● **What needs to be done**: Which lines hold the string "JSON"? Copy every one of them.

Extracted records:
------------------------------------
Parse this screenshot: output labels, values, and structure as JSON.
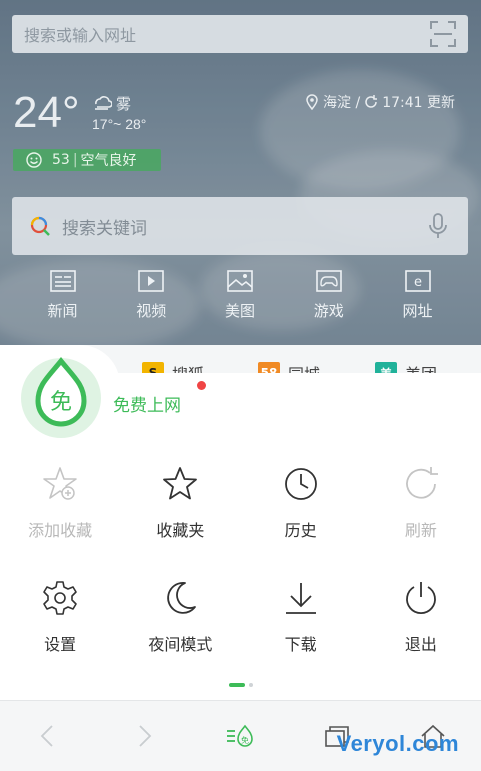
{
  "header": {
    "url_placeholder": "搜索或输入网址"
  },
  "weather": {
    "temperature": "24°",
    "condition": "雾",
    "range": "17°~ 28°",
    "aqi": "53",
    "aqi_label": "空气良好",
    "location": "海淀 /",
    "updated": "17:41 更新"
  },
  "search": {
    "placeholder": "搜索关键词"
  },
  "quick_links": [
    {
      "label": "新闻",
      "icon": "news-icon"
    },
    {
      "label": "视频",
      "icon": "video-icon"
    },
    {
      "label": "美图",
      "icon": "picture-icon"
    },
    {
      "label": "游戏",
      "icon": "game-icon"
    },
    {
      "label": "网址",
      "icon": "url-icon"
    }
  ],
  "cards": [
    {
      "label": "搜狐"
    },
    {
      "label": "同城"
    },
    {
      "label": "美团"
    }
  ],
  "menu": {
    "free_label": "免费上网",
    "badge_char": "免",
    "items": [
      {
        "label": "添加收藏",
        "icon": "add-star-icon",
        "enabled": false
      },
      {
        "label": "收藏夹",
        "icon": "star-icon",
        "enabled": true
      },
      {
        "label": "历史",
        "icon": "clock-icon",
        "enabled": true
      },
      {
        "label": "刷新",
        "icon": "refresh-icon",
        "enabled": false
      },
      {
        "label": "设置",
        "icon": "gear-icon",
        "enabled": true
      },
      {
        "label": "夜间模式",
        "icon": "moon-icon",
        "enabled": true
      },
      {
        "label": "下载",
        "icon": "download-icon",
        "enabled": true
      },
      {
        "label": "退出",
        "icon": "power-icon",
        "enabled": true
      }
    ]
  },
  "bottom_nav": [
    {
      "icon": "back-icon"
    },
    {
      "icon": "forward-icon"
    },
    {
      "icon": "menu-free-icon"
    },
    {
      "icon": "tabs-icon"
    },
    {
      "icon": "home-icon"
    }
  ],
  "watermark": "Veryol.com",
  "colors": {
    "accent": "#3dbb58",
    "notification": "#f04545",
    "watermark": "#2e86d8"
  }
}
------------------------------------
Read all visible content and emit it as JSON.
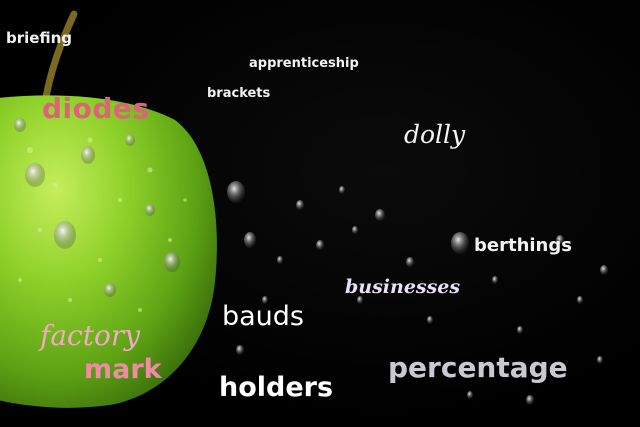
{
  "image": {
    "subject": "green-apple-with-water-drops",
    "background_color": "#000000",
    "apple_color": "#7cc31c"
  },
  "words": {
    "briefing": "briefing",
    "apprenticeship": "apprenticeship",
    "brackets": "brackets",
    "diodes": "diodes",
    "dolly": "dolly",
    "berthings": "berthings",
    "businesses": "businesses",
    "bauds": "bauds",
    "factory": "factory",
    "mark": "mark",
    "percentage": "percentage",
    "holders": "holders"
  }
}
------------------------------------
● **Exercise result**:
Parse this screenshot: output labels, values, and structure as JSON.
Read all visible content and emit it as JSON.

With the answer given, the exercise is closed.